**SHORT TASK**
List each line of the data that holds the string "vous".

**DATA FOR THIS EXERCISE**
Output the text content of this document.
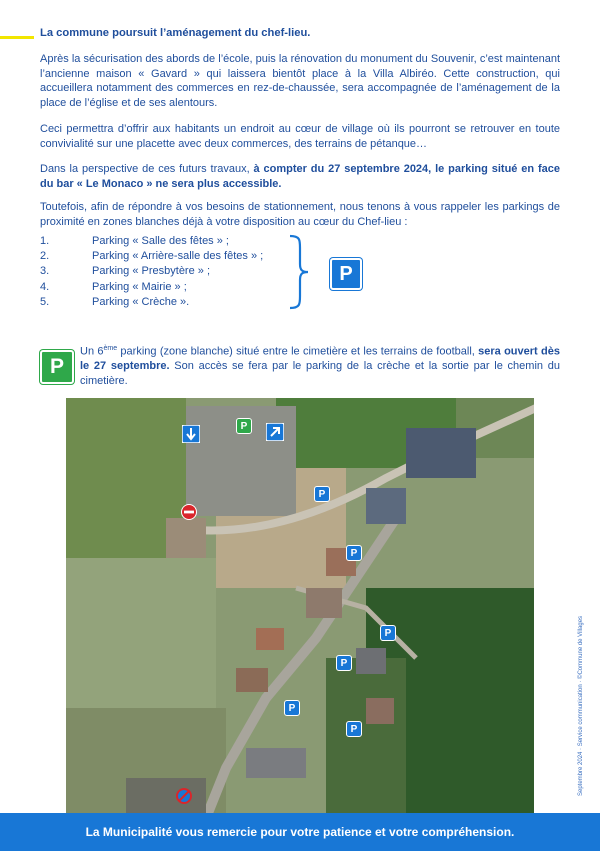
La commune poursuit l’aménagement du chef-lieu.
Après la sécurisation des abords de l’école, puis la rénovation du monument du Souvenir, c’est maintenant l’ancienne maison « Gavard » qui laissera bientôt place à la Villa Albiréo. Cette construction, qui accueillera notamment des commerces en rez-de-chaussée, sera accompagnée de l’aménagement de la place de l’église et de ses alentours.
Ceci permettra d’offrir aux habitants un endroit au cœur de village où ils pourront se retrouver en toute convivialité sur une placette avec deux commerces, des terrains de pétanque…
Dans la perspective de ces futurs travaux, à compter du 27 septembre 2024, le parking situé en face du bar « Le Monaco » ne sera plus accessible.
Toutefois, afin de répondre à vos besoins de stationnement, nous tenons à vous rappeler les parkings de proximité en zones blanches déjà à votre disposition au cœur du Chef-lieu :
1.	Parking « Salle des fêtes » ;
2.	Parking « Arrière-salle des fêtes » ;
3.	Parking « Presbytère » ;
4.	Parking « Mairie » ;
5.	Parking « Crèche ».
P
P
Un 6ème parking (zone blanche) situé entre le cimetière et les terrains de football, sera ouvert dès le 27 septembre. Son accès se fera par le parking de la crèche et la sortie par le chemin du cimetière.
P
P
P
P
P
P
P	Septembre 2024 · Service communication · ©Commune de Villages
La Municipalité vous remercie pour votre patience et votre compréhension.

**EXPECTED ANSWER**
Toutefois, afin de répondre à vos besoins de stationnement, nous tenons à vous rappeler les parkings de proximité en zones blanches déjà à votre disposition au cœur du Chef-lieu :
La Municipalité vous remercie pour votre patience et votre compréhension.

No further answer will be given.